[begin Records for the task]

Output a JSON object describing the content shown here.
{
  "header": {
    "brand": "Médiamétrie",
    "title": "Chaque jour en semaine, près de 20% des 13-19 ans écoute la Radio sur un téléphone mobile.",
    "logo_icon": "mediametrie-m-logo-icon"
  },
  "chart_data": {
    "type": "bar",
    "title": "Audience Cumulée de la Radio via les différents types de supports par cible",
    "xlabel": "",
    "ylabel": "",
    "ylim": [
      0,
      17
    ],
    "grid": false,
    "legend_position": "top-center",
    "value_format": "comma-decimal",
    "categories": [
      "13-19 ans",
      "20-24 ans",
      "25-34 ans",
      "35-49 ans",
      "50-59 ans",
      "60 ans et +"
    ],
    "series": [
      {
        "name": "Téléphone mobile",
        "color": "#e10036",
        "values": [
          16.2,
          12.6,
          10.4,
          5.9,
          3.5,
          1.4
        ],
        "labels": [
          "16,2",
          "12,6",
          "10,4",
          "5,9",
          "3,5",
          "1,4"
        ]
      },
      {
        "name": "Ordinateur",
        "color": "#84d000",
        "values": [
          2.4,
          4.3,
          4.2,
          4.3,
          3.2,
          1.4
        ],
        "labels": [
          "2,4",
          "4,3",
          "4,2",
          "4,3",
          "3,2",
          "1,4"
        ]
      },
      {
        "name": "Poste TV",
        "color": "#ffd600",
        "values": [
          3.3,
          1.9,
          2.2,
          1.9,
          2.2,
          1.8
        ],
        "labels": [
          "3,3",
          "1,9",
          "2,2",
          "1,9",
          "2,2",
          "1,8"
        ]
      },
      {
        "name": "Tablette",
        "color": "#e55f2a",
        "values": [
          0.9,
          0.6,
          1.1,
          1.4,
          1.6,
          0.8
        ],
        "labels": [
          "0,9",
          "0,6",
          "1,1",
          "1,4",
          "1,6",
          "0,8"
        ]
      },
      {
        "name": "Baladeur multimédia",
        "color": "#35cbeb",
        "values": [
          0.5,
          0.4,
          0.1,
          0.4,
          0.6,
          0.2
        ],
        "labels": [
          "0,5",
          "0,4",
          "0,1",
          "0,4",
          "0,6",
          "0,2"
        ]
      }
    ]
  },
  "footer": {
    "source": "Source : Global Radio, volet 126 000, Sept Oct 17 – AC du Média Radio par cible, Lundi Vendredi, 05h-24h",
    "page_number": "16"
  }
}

[end Records for the task]

Written exercise
Write out all the records above again, exactly as they stand.

Written reply
Output a JSON object describing the content shown here.
{
  "header": {
    "brand": "Médiamétrie",
    "title": "Chaque jour en semaine, près de 20% des 13-19 ans écoute la Radio sur un téléphone mobile.",
    "logo_icon": "mediametrie-m-logo-icon"
  },
  "chart_data": {
    "type": "bar",
    "title": "Audience Cumulée de la Radio via les différents types de supports par cible",
    "xlabel": "",
    "ylabel": "",
    "ylim": [
      0,
      17
    ],
    "grid": false,
    "legend_position": "top-center",
    "value_format": "comma-decimal",
    "categories": [
      "13-19 ans",
      "20-24 ans",
      "25-34 ans",
      "35-49 ans",
      "50-59 ans",
      "60 ans et +"
    ],
    "series": [
      {
        "name": "Téléphone mobile",
        "color": "#e10036",
        "values": [
          16.2,
          12.6,
          10.4,
          5.9,
          3.5,
          1.4
        ],
        "labels": [
          "16,2",
          "12,6",
          "10,4",
          "5,9",
          "3,5",
          "1,4"
        ]
      },
      {
        "name": "Ordinateur",
        "color": "#84d000",
        "values": [
          2.4,
          4.3,
          4.2,
          4.3,
          3.2,
          1.4
        ],
        "labels": [
          "2,4",
          "4,3",
          "4,2",
          "4,3",
          "3,2",
          "1,4"
        ]
      },
      {
        "name": "Poste TV",
        "color": "#ffd600",
        "values": [
          3.3,
          1.9,
          2.2,
          1.9,
          2.2,
          1.8
        ],
        "labels": [
          "3,3",
          "1,9",
          "2,2",
          "1,9",
          "2,2",
          "1,8"
        ]
      },
      {
        "name": "Tablette",
        "color": "#e55f2a",
        "values": [
          0.9,
          0.6,
          1.1,
          1.4,
          1.6,
          0.8
        ],
        "labels": [
          "0,9",
          "0,6",
          "1,1",
          "1,4",
          "1,6",
          "0,8"
        ]
      },
      {
        "name": "Baladeur multimédia",
        "color": "#35cbeb",
        "values": [
          0.5,
          0.4,
          0.1,
          0.4,
          0.6,
          0.2
        ],
        "labels": [
          "0,5",
          "0,4",
          "0,1",
          "0,4",
          "0,6",
          "0,2"
        ]
      }
    ]
  },
  "footer": {
    "source": "Source : Global Radio, volet 126 000, Sept Oct 17 – AC du Média Radio par cible, Lundi Vendredi, 05h-24h",
    "page_number": "16"
  }
}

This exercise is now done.